# GOAL:
Count the lines below that contain "احمد". Give only the number.

/---

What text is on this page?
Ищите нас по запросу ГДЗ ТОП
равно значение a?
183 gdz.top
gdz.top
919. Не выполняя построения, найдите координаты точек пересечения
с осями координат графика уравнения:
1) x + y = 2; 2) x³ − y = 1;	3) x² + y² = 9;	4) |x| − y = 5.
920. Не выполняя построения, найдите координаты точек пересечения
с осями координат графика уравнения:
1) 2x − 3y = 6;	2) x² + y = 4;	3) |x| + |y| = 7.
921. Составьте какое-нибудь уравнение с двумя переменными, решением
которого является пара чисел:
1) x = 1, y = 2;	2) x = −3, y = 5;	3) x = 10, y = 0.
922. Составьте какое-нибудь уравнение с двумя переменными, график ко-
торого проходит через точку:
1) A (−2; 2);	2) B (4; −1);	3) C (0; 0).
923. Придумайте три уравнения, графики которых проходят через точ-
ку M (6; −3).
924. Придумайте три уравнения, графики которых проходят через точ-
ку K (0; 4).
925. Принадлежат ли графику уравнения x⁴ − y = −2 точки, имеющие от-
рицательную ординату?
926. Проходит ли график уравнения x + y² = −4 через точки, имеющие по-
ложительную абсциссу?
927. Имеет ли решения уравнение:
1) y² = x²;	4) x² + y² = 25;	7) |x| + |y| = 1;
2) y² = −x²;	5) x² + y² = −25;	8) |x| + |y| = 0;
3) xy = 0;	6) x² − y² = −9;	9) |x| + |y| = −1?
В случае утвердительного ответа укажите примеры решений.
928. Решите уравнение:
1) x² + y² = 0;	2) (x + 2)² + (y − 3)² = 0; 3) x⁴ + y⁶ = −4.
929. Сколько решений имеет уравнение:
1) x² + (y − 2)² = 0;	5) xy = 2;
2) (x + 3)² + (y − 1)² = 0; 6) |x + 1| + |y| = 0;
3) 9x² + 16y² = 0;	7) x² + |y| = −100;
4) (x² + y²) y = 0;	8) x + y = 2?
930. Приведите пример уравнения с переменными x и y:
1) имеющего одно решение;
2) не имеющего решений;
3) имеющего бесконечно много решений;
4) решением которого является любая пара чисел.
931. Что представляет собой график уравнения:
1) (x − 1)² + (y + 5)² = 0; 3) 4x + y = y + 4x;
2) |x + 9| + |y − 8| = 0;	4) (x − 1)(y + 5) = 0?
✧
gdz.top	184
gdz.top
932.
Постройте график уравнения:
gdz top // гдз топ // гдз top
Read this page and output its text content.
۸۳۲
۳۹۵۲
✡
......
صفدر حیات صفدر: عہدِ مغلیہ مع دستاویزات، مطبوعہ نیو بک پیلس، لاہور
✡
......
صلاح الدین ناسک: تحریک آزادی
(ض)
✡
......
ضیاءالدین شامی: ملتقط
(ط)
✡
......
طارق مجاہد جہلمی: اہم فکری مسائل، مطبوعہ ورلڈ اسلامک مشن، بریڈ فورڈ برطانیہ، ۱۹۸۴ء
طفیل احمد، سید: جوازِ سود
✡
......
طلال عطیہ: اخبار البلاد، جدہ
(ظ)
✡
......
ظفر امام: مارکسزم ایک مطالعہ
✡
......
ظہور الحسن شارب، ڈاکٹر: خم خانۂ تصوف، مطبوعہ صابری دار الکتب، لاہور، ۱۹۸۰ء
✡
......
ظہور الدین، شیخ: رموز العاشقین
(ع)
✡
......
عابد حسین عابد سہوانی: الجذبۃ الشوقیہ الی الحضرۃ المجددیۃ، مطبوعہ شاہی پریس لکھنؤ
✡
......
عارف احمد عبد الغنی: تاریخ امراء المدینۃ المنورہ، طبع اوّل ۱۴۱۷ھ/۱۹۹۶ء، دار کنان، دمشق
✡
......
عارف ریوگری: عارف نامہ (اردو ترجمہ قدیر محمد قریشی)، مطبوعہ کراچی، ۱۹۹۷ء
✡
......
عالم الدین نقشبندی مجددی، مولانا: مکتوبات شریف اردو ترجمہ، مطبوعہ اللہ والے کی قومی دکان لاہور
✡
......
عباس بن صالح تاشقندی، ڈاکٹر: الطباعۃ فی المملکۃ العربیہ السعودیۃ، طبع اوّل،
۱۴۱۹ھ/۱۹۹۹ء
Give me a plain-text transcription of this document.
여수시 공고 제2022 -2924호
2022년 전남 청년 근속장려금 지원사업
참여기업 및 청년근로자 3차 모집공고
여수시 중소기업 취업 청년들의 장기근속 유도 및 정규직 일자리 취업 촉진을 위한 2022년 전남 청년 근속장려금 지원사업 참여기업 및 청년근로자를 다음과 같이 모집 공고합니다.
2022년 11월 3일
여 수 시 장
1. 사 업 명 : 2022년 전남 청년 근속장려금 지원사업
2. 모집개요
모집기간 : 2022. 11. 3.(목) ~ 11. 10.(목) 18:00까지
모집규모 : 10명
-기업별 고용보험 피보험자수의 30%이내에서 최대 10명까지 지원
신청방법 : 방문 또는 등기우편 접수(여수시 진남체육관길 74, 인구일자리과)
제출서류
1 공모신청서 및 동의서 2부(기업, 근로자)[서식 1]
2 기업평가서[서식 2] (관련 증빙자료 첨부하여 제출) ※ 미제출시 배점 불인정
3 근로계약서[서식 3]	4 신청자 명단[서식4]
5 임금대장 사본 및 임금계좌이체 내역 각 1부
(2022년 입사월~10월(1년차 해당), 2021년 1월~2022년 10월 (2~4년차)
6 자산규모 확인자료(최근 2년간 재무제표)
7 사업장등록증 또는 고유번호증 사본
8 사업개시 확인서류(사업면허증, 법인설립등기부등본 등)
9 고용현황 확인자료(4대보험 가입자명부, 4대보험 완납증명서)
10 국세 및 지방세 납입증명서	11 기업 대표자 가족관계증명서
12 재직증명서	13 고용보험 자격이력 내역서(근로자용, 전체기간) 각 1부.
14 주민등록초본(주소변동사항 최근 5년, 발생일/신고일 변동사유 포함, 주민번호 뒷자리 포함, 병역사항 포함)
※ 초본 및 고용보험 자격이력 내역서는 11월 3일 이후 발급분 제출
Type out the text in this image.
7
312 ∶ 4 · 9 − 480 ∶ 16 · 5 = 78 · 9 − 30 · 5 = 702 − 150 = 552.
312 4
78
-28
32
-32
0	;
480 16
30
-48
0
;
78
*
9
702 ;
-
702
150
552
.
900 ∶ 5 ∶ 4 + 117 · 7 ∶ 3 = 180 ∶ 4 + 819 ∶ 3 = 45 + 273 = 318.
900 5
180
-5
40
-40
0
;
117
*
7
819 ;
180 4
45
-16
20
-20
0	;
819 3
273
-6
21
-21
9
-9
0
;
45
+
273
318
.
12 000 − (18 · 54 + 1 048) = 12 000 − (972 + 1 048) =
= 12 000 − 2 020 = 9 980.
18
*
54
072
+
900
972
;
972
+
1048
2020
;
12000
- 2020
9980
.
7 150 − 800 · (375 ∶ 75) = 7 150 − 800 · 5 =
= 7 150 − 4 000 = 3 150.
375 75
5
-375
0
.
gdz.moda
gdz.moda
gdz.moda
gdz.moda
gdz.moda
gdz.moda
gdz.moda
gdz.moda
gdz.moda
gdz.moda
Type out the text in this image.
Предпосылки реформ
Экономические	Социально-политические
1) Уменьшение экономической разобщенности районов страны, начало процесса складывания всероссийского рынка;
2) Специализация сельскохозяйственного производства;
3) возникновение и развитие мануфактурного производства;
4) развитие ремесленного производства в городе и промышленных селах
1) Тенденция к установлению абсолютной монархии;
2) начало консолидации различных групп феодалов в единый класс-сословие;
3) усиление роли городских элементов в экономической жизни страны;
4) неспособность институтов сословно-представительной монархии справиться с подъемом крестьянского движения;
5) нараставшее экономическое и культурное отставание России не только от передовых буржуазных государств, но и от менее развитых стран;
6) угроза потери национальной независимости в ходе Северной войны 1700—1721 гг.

\---

# WRITTEN RESPONSE:
2